Material provided: Begin

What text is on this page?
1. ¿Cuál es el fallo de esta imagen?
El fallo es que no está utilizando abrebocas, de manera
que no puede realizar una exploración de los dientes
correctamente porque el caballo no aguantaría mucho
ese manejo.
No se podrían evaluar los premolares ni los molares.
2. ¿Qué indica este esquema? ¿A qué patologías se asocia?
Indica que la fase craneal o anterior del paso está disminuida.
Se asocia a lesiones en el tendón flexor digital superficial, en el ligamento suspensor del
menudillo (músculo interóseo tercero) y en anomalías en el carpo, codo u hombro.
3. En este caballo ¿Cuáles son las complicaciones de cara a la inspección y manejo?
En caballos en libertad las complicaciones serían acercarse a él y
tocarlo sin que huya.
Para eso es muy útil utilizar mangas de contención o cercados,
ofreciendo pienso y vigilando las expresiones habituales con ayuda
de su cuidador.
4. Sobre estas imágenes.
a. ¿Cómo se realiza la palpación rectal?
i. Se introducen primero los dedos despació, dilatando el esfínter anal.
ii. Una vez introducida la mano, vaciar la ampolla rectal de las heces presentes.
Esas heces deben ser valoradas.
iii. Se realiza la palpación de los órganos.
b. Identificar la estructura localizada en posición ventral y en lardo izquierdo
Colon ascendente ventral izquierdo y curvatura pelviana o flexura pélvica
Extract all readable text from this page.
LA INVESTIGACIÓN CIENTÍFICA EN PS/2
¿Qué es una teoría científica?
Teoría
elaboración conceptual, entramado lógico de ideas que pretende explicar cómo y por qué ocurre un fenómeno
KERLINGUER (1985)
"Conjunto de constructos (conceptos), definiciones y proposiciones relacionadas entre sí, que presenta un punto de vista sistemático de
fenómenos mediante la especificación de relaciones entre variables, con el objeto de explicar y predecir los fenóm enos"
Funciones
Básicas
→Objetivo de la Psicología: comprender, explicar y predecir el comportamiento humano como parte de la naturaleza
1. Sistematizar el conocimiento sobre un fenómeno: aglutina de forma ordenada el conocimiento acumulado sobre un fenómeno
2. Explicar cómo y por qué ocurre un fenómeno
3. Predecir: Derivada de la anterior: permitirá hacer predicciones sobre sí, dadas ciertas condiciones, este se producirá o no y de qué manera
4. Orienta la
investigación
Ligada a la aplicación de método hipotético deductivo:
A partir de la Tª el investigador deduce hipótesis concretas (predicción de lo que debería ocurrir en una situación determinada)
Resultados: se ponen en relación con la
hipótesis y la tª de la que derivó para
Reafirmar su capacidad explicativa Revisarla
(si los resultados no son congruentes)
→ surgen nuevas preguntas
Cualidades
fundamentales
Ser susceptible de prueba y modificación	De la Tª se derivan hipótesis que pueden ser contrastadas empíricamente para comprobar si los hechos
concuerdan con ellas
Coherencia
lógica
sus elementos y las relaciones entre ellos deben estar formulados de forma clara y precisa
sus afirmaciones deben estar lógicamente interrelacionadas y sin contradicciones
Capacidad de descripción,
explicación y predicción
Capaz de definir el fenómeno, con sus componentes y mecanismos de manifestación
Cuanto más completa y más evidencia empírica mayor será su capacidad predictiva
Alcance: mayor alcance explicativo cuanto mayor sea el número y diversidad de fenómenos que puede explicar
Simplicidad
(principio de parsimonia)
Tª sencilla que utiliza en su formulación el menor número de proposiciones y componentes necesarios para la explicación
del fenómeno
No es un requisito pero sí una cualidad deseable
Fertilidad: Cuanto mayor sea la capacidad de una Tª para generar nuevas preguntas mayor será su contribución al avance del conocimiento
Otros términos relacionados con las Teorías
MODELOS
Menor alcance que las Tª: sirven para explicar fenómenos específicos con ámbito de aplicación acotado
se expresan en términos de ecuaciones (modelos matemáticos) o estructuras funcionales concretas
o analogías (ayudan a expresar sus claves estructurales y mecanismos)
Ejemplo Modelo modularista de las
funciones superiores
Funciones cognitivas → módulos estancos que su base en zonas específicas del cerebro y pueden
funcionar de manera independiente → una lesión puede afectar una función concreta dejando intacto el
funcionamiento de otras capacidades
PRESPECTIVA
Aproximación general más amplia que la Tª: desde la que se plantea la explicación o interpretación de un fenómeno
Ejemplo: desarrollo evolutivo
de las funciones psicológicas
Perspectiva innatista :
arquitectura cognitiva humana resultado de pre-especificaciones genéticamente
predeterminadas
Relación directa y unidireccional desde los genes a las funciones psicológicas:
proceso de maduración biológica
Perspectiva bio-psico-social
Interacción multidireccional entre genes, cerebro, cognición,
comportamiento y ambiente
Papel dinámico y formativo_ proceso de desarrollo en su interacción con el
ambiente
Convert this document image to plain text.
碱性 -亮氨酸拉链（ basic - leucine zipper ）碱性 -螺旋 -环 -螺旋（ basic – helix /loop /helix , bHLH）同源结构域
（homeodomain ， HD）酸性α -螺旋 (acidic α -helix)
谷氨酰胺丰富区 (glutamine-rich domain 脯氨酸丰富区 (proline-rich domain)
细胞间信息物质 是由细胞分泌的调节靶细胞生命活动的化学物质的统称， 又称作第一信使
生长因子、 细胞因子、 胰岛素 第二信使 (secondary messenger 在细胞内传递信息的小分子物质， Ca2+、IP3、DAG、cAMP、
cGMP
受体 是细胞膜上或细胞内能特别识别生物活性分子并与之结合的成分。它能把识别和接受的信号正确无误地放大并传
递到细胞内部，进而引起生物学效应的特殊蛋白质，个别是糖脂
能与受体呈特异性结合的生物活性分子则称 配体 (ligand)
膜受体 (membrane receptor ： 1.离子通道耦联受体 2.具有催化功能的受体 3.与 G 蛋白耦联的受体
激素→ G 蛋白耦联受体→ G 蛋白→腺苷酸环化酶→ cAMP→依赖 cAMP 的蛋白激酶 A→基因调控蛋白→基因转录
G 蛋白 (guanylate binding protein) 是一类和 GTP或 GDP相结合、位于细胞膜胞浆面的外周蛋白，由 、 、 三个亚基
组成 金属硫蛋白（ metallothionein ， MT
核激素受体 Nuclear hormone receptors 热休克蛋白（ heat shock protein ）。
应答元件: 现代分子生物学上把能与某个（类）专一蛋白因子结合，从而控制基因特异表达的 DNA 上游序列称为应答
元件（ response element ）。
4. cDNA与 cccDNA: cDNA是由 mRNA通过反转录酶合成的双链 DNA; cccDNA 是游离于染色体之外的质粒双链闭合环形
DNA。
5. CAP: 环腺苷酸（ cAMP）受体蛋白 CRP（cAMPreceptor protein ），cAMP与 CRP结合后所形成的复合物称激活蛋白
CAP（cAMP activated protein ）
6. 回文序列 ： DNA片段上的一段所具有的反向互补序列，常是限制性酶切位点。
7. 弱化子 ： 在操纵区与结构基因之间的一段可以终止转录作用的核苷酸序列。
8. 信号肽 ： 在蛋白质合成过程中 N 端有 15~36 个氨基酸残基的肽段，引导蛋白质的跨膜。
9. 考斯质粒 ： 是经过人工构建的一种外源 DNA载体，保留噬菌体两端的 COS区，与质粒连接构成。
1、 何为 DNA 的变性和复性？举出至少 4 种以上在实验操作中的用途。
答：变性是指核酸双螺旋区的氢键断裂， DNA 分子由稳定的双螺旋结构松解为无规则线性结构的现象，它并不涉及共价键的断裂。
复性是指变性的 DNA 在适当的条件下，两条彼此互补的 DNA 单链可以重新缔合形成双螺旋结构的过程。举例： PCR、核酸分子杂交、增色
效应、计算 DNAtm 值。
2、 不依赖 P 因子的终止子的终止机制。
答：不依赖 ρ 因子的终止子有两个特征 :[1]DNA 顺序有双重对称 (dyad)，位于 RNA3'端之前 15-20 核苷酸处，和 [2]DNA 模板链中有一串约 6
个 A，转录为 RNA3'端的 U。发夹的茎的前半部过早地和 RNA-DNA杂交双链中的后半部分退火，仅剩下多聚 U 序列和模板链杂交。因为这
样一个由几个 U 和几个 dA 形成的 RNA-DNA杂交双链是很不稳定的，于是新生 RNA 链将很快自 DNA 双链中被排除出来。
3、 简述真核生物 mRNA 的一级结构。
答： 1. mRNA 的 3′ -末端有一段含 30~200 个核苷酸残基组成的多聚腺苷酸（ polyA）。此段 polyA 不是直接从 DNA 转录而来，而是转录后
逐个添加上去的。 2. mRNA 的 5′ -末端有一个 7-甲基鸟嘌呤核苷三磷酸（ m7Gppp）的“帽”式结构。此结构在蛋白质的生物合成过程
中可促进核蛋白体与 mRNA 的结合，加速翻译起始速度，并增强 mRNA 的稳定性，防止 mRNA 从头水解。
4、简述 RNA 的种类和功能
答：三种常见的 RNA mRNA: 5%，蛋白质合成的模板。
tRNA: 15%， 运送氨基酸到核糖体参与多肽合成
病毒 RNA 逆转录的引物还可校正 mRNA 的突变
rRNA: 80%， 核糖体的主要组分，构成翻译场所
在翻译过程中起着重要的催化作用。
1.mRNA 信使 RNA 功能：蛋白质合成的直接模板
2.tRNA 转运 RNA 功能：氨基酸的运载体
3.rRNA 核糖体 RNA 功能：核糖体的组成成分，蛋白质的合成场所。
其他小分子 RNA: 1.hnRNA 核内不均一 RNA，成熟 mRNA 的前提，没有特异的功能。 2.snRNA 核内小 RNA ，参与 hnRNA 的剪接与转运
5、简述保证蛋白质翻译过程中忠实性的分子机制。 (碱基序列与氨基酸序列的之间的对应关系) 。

Material provided: End

Description of the task.
Copy whichever lines above contain the string "text".

Exercise answer.
What text is on this page?
Extract all readable text from this page.
Convert this document image to plain text.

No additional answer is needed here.